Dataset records
◇ ◇ ◇

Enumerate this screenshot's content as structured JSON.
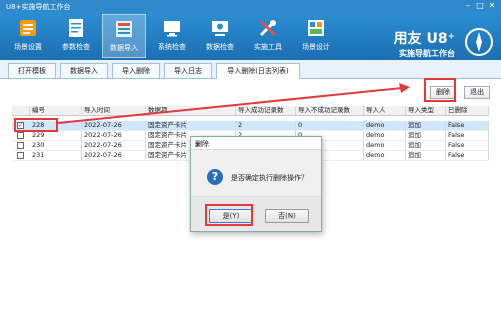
{
  "window": {
    "title": "U8+实施导航工作台"
  },
  "ribbon": {
    "items": [
      {
        "label": "场景设置",
        "icon": "scene-settings-icon"
      },
      {
        "label": "参数检查",
        "icon": "parameter-check-icon"
      },
      {
        "label": "数据导入",
        "icon": "data-import-icon"
      },
      {
        "label": "系统检查",
        "icon": "system-check-icon"
      },
      {
        "label": "数据检查",
        "icon": "data-check-icon"
      },
      {
        "label": "实施工具",
        "icon": "tools-icon"
      },
      {
        "label": "场景设计",
        "icon": "scene-design-icon"
      }
    ],
    "brand_line1": "用友 U8⁺",
    "brand_line2": "实施导航工作台"
  },
  "tabs": [
    {
      "label": "打开模板"
    },
    {
      "label": "数据导入"
    },
    {
      "label": "导入删除"
    },
    {
      "label": "导入日志"
    },
    {
      "label": "导入删除(日志列表)"
    }
  ],
  "toolbar": {
    "delete_label": "删除",
    "exit_label": "退出"
  },
  "grid": {
    "columns": [
      "编号",
      "导入时间",
      "数据项",
      "导入成功记录数",
      "导入不成功记录数",
      "导入人",
      "导入类型",
      "已删除"
    ],
    "rows": [
      {
        "checked": true,
        "id": "228",
        "time": "2022-07-26",
        "item": "固定资产卡片",
        "ok": "2",
        "fail": "0",
        "user": "demo",
        "type": "追加",
        "deleted": "False"
      },
      {
        "checked": false,
        "id": "229",
        "time": "2022-07-26",
        "item": "固定资产卡片",
        "ok": "2",
        "fail": "0",
        "user": "demo",
        "type": "追加",
        "deleted": "False"
      },
      {
        "checked": false,
        "id": "230",
        "time": "2022-07-26",
        "item": "固定资产卡片",
        "ok": "2",
        "fail": "0",
        "user": "demo",
        "type": "追加",
        "deleted": "False"
      },
      {
        "checked": false,
        "id": "231",
        "time": "2022-07-26",
        "item": "固定资产卡片",
        "ok": "2",
        "fail": "0",
        "user": "demo",
        "type": "追加",
        "deleted": "False"
      }
    ]
  },
  "dialog": {
    "title": "删除",
    "message": "是否确定执行删除操作？",
    "yes_label": "是(Y)",
    "no_label": "否(N)"
  },
  "colors": {
    "accent": "#2c8fd3",
    "highlight": "#e23a3a",
    "selected_row": "#cfe6fb"
  }
}
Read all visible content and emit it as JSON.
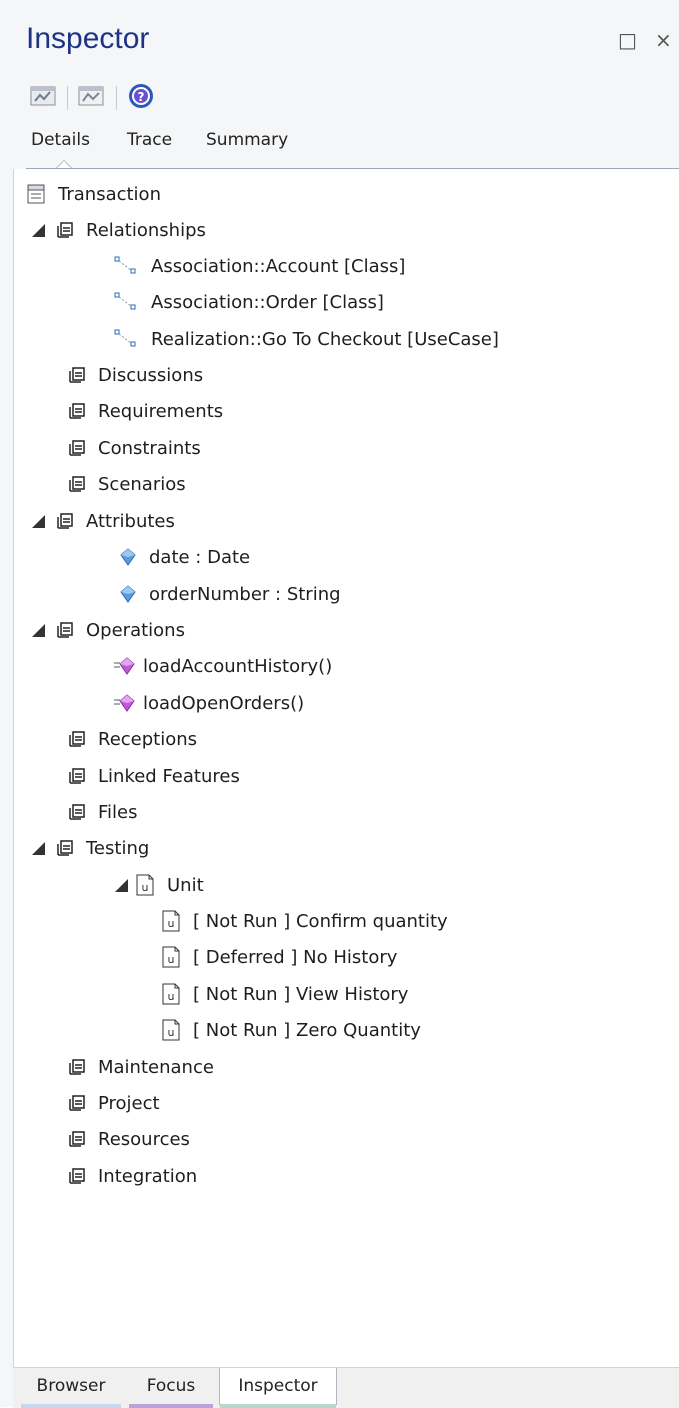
{
  "window": {
    "title": "Inspector",
    "maximize_label": "□",
    "close_label": "×"
  },
  "toolbar": {
    "buttons": [
      {
        "name": "edit-element-icon"
      },
      {
        "name": "open-properties-icon"
      },
      {
        "name": "help-icon"
      }
    ]
  },
  "top_tabs": {
    "details": "Details",
    "trace": "Trace",
    "summary": "Summary"
  },
  "tree": {
    "root": "Transaction",
    "relationships": {
      "label": "Relationships",
      "items": [
        "Association::Account [Class]",
        "Association::Order [Class]",
        "Realization::Go To Checkout [UseCase]"
      ]
    },
    "discussions": "Discussions",
    "requirements": "Requirements",
    "constraints": "Constraints",
    "scenarios": "Scenarios",
    "attributes": {
      "label": "Attributes",
      "items": [
        "date : Date",
        "orderNumber : String"
      ]
    },
    "operations": {
      "label": "Operations",
      "items": [
        "loadAccountHistory()",
        "loadOpenOrders()"
      ]
    },
    "receptions": "Receptions",
    "linked_features": "Linked Features",
    "files": "Files",
    "testing": {
      "label": "Testing",
      "unit": {
        "label": "Unit",
        "items": [
          "[ Not Run ] Confirm quantity",
          "[ Deferred ] No History",
          "[ Not Run ] View History",
          "[ Not Run ] Zero Quantity"
        ]
      }
    },
    "maintenance": "Maintenance",
    "project": "Project",
    "resources": "Resources",
    "integration": "Integration"
  },
  "bottom_tabs": {
    "browser": "Browser",
    "focus": "Focus",
    "inspector": "Inspector"
  },
  "colors": {
    "title": "#1e3287",
    "browser_tab_underline": "#c8d6ee",
    "focus_tab_underline": "#b9a3db",
    "inspector_tab_underline": "#b6d7cb"
  }
}
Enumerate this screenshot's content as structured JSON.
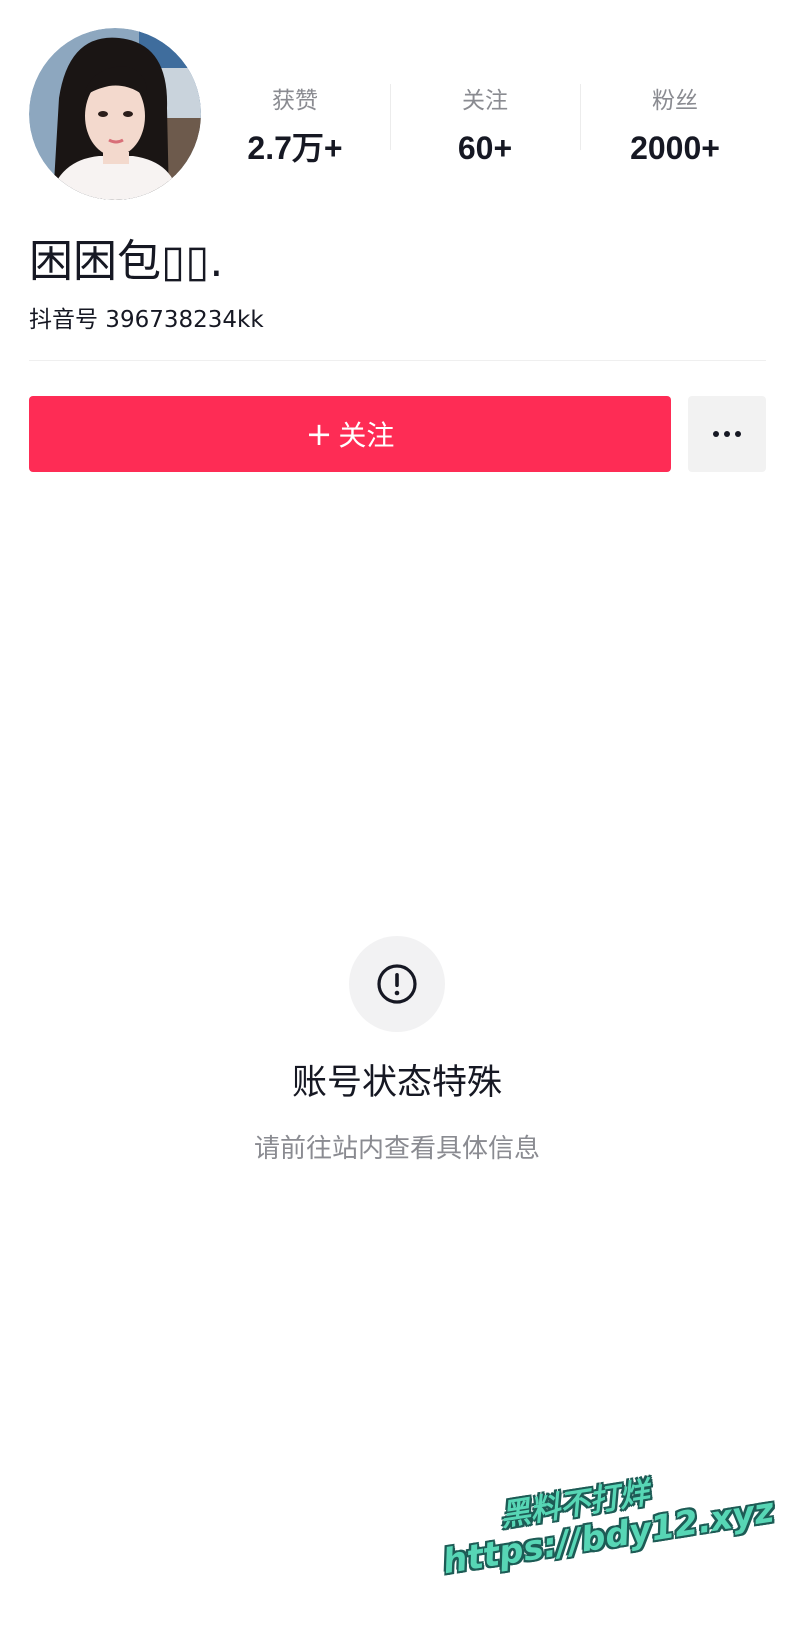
{
  "profile": {
    "avatar_alt": "avatar",
    "nickname": "困困包▯▯.",
    "account_id": "抖音号 396738234kk"
  },
  "stats": [
    {
      "label": "获赞",
      "value": "2.7万+"
    },
    {
      "label": "关注",
      "value": "60+"
    },
    {
      "label": "粉丝",
      "value": "2000+"
    }
  ],
  "actions": {
    "follow_plus": "+",
    "follow_label": "关注",
    "more_icon": "more-dots-icon"
  },
  "status": {
    "icon": "exclamation-circle-icon",
    "title": "账号状态特殊",
    "description": "请前往站内查看具体信息"
  },
  "watermark": {
    "line1": "黑料不打烊",
    "line2": "https://bdy12.xyz"
  },
  "colors": {
    "accent": "#fe2c55",
    "watermark": "#57d6b5"
  }
}
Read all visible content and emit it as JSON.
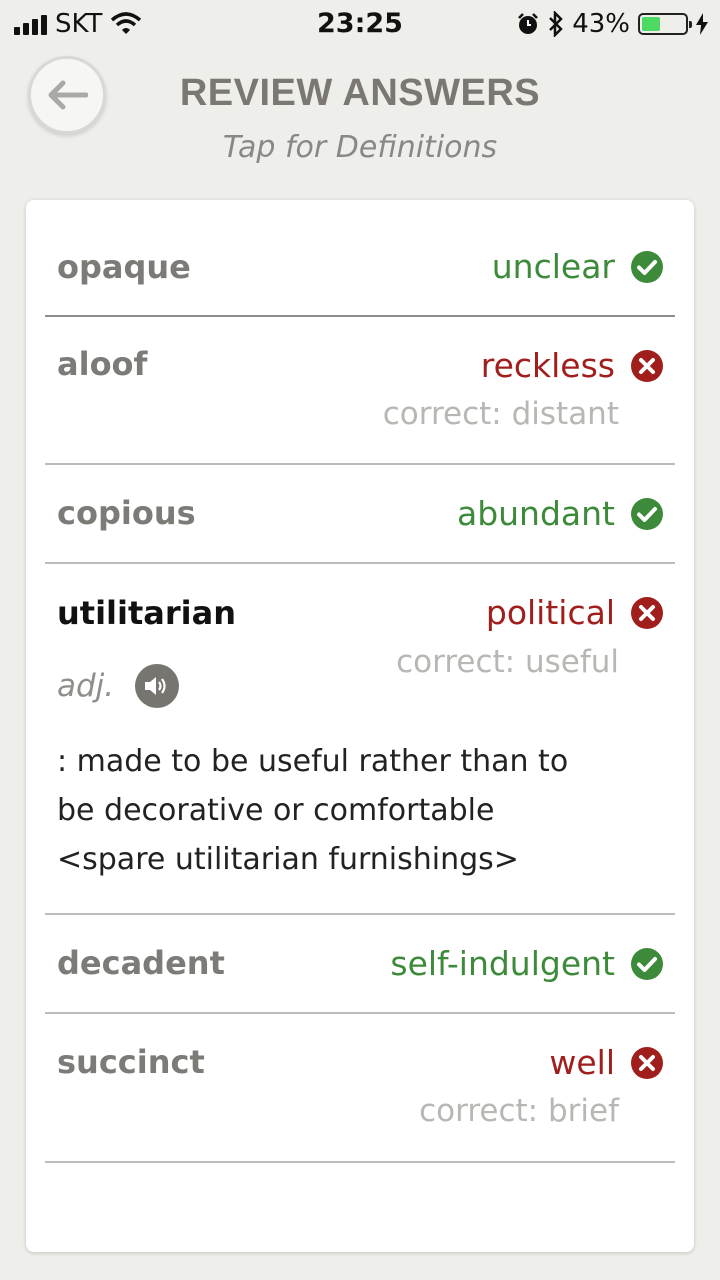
{
  "status_bar": {
    "carrier": "SKT",
    "time": "23:25",
    "battery": "43%"
  },
  "header": {
    "title": "REVIEW ANSWERS",
    "subtitle": "Tap for Definitions"
  },
  "colors": {
    "correct": "#3d8b3a",
    "incorrect": "#a01f1d",
    "muted": "#b8b7b3"
  },
  "answers": [
    {
      "word": "opaque",
      "answer": "unclear",
      "status": "correct",
      "icon": "check-circle-icon"
    },
    {
      "word": "aloof",
      "answer": "reckless",
      "status": "incorrect",
      "icon": "x-circle-icon",
      "correct_text": "correct: distant"
    },
    {
      "word": "copious",
      "answer": "abundant",
      "status": "correct",
      "icon": "check-circle-icon"
    },
    {
      "word": "utilitarian",
      "answer": "political",
      "status": "incorrect",
      "icon": "x-circle-icon",
      "correct_text": "correct: useful",
      "part_of_speech": "adj.",
      "definition_lines": [
        ": made to be useful rather than to",
        "be decorative or comfortable",
        "<spare utilitarian furnishings>"
      ]
    },
    {
      "word": "decadent",
      "answer": "self-indulgent",
      "status": "correct",
      "icon": "check-circle-icon"
    },
    {
      "word": "succinct",
      "answer": "well",
      "status": "incorrect",
      "icon": "x-circle-icon",
      "correct_text": "correct: brief"
    }
  ]
}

◇ ◇ ◇

Determine how many lines in the listing above hold the word "utilitarian", answering with the number only.

▶ TASK ANSWER: 2